---------- Records supplied
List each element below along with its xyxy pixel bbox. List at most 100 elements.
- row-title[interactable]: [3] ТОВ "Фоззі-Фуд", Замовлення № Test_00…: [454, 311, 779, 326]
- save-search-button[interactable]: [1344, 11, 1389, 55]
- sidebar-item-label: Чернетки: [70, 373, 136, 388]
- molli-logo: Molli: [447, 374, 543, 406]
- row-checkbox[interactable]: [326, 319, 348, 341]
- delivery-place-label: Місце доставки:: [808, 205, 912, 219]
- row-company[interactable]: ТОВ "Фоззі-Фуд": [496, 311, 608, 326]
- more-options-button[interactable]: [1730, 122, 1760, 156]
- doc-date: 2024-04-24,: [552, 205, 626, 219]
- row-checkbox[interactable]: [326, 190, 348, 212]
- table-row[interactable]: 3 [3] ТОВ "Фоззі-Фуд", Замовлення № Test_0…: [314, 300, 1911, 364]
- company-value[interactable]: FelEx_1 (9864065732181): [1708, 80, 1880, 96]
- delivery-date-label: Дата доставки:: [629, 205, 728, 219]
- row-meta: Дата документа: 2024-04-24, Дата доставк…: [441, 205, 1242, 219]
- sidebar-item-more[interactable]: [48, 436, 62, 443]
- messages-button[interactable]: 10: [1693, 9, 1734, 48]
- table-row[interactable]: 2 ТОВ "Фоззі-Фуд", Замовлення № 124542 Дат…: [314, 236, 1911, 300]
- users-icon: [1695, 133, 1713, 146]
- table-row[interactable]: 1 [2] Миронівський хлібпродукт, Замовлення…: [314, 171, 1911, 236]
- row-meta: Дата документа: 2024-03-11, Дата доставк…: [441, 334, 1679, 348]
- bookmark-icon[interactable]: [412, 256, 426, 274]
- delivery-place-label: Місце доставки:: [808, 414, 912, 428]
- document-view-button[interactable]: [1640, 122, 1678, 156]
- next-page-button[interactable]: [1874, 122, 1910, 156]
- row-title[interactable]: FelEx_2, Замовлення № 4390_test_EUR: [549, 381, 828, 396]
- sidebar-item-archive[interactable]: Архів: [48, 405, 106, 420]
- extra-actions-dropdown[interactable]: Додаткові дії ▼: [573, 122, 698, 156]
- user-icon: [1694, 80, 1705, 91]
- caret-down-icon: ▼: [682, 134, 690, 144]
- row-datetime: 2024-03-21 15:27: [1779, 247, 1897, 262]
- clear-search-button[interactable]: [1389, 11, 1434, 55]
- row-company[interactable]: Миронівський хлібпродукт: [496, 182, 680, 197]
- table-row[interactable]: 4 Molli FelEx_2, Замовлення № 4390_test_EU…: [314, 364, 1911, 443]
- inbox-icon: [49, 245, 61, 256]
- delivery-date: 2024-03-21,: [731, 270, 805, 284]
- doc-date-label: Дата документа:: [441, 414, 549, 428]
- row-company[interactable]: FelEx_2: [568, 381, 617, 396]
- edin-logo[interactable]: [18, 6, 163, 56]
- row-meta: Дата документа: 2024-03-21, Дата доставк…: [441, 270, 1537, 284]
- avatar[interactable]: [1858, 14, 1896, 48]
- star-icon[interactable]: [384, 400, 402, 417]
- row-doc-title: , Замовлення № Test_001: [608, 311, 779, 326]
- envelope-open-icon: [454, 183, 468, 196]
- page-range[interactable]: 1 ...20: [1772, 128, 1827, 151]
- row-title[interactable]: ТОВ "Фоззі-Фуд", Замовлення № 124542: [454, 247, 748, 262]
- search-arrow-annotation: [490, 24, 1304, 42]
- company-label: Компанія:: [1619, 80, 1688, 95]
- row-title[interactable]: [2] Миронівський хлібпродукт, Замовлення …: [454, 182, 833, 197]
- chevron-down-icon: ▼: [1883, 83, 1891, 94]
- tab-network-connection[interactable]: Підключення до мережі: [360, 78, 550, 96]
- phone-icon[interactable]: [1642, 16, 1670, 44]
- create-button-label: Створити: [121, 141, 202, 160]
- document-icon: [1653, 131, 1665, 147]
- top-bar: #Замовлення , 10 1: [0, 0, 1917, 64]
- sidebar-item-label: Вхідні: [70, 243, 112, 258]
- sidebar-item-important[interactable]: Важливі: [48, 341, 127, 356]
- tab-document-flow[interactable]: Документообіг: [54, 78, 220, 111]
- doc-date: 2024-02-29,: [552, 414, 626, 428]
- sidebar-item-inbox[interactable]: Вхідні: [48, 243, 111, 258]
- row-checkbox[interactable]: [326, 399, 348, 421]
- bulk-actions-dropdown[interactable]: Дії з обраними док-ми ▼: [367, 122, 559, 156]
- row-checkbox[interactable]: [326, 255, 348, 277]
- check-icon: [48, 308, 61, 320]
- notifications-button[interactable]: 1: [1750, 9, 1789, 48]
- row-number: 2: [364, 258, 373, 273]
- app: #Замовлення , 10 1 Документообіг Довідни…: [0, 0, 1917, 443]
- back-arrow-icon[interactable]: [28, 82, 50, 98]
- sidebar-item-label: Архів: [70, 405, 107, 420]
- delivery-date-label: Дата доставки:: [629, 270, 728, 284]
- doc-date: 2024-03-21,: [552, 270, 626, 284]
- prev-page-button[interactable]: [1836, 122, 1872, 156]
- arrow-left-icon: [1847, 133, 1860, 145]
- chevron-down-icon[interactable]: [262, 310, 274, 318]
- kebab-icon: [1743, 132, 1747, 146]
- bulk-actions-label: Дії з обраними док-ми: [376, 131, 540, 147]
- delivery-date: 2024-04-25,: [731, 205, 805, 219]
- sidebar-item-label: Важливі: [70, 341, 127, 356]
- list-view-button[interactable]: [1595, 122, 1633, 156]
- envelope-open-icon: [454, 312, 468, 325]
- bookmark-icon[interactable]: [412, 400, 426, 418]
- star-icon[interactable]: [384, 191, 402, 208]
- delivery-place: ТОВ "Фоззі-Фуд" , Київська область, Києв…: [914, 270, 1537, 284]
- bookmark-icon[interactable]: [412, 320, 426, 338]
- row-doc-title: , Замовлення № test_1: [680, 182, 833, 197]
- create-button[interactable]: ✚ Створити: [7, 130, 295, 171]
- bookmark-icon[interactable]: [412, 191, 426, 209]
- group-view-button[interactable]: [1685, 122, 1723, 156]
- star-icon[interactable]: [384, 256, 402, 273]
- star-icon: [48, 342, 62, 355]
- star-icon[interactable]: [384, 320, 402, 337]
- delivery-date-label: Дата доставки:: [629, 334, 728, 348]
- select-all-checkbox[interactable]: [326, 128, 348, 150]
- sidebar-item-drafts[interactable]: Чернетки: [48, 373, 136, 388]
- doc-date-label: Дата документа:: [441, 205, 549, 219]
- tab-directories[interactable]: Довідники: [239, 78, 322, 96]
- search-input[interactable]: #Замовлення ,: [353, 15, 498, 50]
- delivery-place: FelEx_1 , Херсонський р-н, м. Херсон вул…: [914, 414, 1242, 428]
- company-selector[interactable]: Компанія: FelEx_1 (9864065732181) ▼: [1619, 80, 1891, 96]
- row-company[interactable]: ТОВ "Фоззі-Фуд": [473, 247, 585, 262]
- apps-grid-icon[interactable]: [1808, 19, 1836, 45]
--------------------
* _Task brief_: Rewrite the entries from the first line through the line that contains "- molli-logo: Molli: [447, 374, 543, 406]", replacing "save-search-button" with "bookmark-search-button" and keeping everything else the same.

* _Result of this exercise_:
List each element below along with its xyxy pixel bbox. List at most 100 elements.
- row-title[interactable]: [3] ТОВ "Фоззі-Фуд", Замовлення № Test_00…: [454, 311, 779, 326]
- bookmark-search-button[interactable]: [1344, 11, 1389, 55]
- sidebar-item-label: Чернетки: [70, 373, 136, 388]
- molli-logo: Molli: [447, 374, 543, 406]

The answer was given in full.